Stated goal
Give the data below again, word for word.
· · · · · · ·
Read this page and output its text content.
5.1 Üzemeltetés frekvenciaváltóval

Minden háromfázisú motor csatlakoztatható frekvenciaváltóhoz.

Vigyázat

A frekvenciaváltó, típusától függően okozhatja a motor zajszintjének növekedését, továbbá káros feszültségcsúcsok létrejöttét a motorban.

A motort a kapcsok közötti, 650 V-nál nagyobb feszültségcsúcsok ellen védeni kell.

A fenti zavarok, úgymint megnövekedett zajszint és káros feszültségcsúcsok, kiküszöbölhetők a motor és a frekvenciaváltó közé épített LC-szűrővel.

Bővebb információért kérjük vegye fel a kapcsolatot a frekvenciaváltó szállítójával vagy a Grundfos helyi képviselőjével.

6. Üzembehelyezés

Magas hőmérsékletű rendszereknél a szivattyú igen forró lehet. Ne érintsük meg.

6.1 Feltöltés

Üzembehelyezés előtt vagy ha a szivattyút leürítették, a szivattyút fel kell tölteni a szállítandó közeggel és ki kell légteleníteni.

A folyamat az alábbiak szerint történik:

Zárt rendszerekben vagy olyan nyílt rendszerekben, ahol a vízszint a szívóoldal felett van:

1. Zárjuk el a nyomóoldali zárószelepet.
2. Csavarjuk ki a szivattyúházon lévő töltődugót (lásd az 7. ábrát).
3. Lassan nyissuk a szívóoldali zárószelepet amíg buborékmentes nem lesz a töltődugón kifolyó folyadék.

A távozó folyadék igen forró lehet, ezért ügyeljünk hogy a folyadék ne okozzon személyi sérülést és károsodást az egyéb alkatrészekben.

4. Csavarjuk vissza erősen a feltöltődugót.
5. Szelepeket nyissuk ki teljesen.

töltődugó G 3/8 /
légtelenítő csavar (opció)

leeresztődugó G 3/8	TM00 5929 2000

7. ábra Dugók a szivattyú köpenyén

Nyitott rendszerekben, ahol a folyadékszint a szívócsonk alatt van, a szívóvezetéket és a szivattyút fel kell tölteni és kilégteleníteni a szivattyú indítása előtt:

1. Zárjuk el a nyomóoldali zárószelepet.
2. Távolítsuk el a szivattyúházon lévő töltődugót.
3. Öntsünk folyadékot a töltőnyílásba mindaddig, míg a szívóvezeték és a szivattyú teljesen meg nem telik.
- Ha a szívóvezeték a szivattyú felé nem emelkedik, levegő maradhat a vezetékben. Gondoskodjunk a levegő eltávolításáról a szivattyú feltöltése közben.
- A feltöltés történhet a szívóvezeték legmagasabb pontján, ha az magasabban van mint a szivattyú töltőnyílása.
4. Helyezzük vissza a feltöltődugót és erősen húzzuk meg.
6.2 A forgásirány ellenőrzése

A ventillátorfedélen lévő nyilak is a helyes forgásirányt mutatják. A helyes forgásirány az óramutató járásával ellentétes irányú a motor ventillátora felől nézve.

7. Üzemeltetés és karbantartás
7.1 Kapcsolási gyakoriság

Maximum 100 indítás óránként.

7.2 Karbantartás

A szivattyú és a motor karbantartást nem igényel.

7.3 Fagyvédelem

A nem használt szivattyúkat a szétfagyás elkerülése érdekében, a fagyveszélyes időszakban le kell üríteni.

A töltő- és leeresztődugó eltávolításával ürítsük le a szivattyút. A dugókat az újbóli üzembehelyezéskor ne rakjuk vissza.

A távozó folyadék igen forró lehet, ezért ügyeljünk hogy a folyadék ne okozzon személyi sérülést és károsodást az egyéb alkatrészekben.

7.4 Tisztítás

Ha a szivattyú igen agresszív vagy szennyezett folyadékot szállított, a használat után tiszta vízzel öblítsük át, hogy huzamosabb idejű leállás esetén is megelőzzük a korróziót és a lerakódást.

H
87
· · · · · · ·
Solution
Read this page and output its text content.
5.1 Üzemeltetés frekvenciaváltóval

Minden háromfázisú motor csatlakoztatható frekvenciaváltóhoz.

Vigyázat

A frekvenciaváltó, típusától függően okozhatja a motor zajszintjének növekedését, továbbá káros feszültségcsúcsok létrejöttét a motorban.

A motort a kapcsok közötti, 650 V-nál nagyobb feszültségcsúcsok ellen védeni kell.

A fenti zavarok, úgymint megnövekedett zajszint és káros feszültségcsúcsok, kiküszöbölhetők a motor és a frekvenciaváltó közé épített LC-szűrővel.

Bővebb információért kérjük vegye fel a kapcsolatot a frekvenciaváltó szállítójával vagy a Grundfos helyi képviselőjével.

6. Üzembehelyezés

Magas hőmérsékletű rendszereknél a szivattyú igen forró lehet. Ne érintsük meg.

6.1 Feltöltés

Üzembehelyezés előtt vagy ha a szivattyút leürítették, a szivattyút fel kell tölteni a szállítandó közeggel és ki kell légteleníteni.

A folyamat az alábbiak szerint történik:

Zárt rendszerekben vagy olyan nyílt rendszerekben, ahol a vízszint a szívóoldal felett van:

1. Zárjuk el a nyomóoldali zárószelepet.
2. Csavarjuk ki a szivattyúházon lévő töltődugót (lásd az 7. ábrát).
3. Lassan nyissuk a szívóoldali zárószelepet amíg buborékmentes nem lesz a töltődugón kifolyó folyadék.

A távozó folyadék igen forró lehet, ezért ügyeljünk hogy a folyadék ne okozzon személyi sérülést és károsodást az egyéb alkatrészekben.

4. Csavarjuk vissza erősen a feltöltődugót.
5. Szelepeket nyissuk ki teljesen.

töltődugó G 3/8 /
légtelenítő csavar (opció)

leeresztődugó G 3/8	TM00 5929 2000

7. ábra Dugók a szivattyú köpenyén

Nyitott rendszerekben, ahol a folyadékszint a szívócsonk alatt van, a szívóvezetéket és a szivattyút fel kell tölteni és kilégteleníteni a szivattyú indítása előtt:

1. Zárjuk el a nyomóoldali zárószelepet.
2. Távolítsuk el a szivattyúházon lévő töltődugót.
3. Öntsünk folyadékot a töltőnyílásba mindaddig, míg a szívóvezeték és a szivattyú teljesen meg nem telik.
- Ha a szívóvezeték a szivattyú felé nem emelkedik, levegő maradhat a vezetékben. Gondoskodjunk a levegő eltávolításáról a szivattyú feltöltése közben.
- A feltöltés történhet a szívóvezeték legmagasabb pontján, ha az magasabban van mint a szivattyú töltőnyílása.
4. Helyezzük vissza a feltöltődugót és erősen húzzuk meg.
6.2 A forgásirány ellenőrzése

A ventillátorfedélen lévő nyilak is a helyes forgásirányt mutatják. A helyes forgásirány az óramutató járásával ellentétes irányú a motor ventillátora felől nézve.

7. Üzemeltetés és karbantartás
7.1 Kapcsolási gyakoriság

Maximum 100 indítás óránként.

7.2 Karbantartás

A szivattyú és a motor karbantartást nem igényel.

7.3 Fagyvédelem

A nem használt szivattyúkat a szétfagyás elkerülése érdekében, a fagyveszélyes időszakban le kell üríteni.

A töltő- és leeresztődugó eltávolításával ürítsük le a szivattyút. A dugókat az újbóli üzembehelyezéskor ne rakjuk vissza.

A távozó folyadék igen forró lehet, ezért ügyeljünk hogy a folyadék ne okozzon személyi sérülést és károsodást az egyéb alkatrészekben.

7.4 Tisztítás

Ha a szivattyú igen agresszív vagy szennyezett folyadékot szállított, a használat után tiszta vízzel öblítsük át, hogy huzamosabb idejű leállás esetén is megelőzzük a korróziót és a lerakódást.

H
87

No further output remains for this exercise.